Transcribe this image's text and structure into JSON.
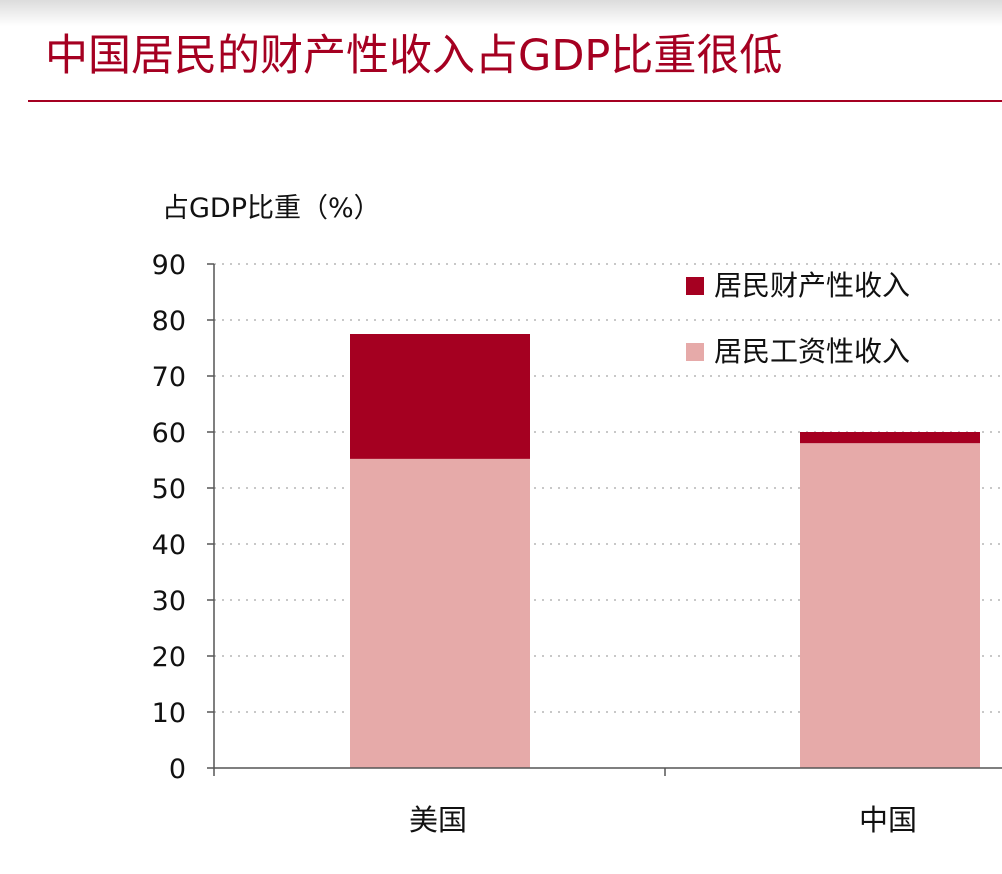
{
  "title": "中国居民的财产性收入占GDP比重很低",
  "colors": {
    "title": "#a50021",
    "property_income": "#a50021",
    "wage_income": "#e6aaa9",
    "gridline": "#b5b5b5",
    "axis": "#555555"
  },
  "chart_data": {
    "type": "bar",
    "stacked": true,
    "ylabel": "占GDP比重（%）",
    "xlabel": "",
    "ylim": [
      0,
      90
    ],
    "yticks": [
      0,
      10,
      20,
      30,
      40,
      50,
      60,
      70,
      80,
      90
    ],
    "grid": true,
    "legend_position": "top-right",
    "categories": [
      "美国",
      "中国"
    ],
    "series": [
      {
        "name": "居民工资性收入",
        "values": [
          55.2,
          58.0
        ],
        "color": "#e6aaa9"
      },
      {
        "name": "居民财产性收入",
        "values": [
          22.3,
          2.0
        ],
        "color": "#a50021"
      }
    ],
    "legend": [
      "居民财产性收入",
      "居民工资性收入"
    ]
  }
}
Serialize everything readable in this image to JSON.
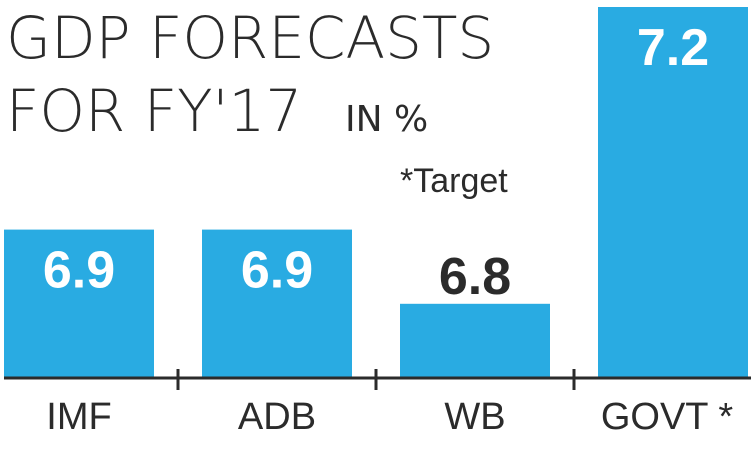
{
  "colors": {
    "bar": "#29abe2",
    "axis": "#2b2b2b",
    "label_in": "#ffffff",
    "label_out": "#2b2b2b"
  },
  "chart_data": {
    "type": "bar",
    "title_line1": "GDP FORECASTS",
    "title_line2": "FOR FY'17",
    "unit": "IN %",
    "note": "*Target",
    "categories": [
      "IMF",
      "ADB",
      "WB",
      "GOVT *"
    ],
    "values": [
      6.9,
      6.9,
      6.8,
      7.2
    ],
    "value_labels": [
      "6.9",
      "6.9",
      "6.8",
      "7.2"
    ],
    "ylim": [
      6.7,
      7.2
    ],
    "xlabel": "",
    "ylabel": ""
  }
}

◇ ◇ ◇ ◇ ◇

Copy every line above word for word and exclude the pictures.

Solution below:
Transcribe this image's text and structure into JSON.
{
  "title": "中国居民的财产性收入占GDP比重很低",
  "colors": {
    "title": "#a50021",
    "property_income": "#a50021",
    "wage_income": "#e6aaa9",
    "gridline": "#b5b5b5",
    "axis": "#555555"
  },
  "chart_data": {
    "type": "bar",
    "stacked": true,
    "ylabel": "占GDP比重（%）",
    "xlabel": "",
    "ylim": [
      0,
      90
    ],
    "yticks": [
      0,
      10,
      20,
      30,
      40,
      50,
      60,
      70,
      80,
      90
    ],
    "grid": true,
    "legend_position": "top-right",
    "categories": [
      "美国",
      "中国"
    ],
    "series": [
      {
        "name": "居民工资性收入",
        "values": [
          55.2,
          58.0
        ],
        "color": "#e6aaa9"
      },
      {
        "name": "居民财产性收入",
        "values": [
          22.3,
          2.0
        ],
        "color": "#a50021"
      }
    ],
    "legend": [
      "居民财产性收入",
      "居民工资性收入"
    ]
  }
}
Serialize everything readable in this image to JSON.
{
  "colors": {
    "bar": "#29abe2",
    "axis": "#2b2b2b",
    "label_in": "#ffffff",
    "label_out": "#2b2b2b"
  },
  "chart_data": {
    "type": "bar",
    "title_line1": "GDP FORECASTS",
    "title_line2": "FOR FY'17",
    "unit": "IN %",
    "note": "*Target",
    "categories": [
      "IMF",
      "ADB",
      "WB",
      "GOVT *"
    ],
    "values": [
      6.9,
      6.9,
      6.8,
      7.2
    ],
    "value_labels": [
      "6.9",
      "6.9",
      "6.8",
      "7.2"
    ],
    "ylim": [
      6.7,
      7.2
    ],
    "xlabel": "",
    "ylabel": ""
  }
}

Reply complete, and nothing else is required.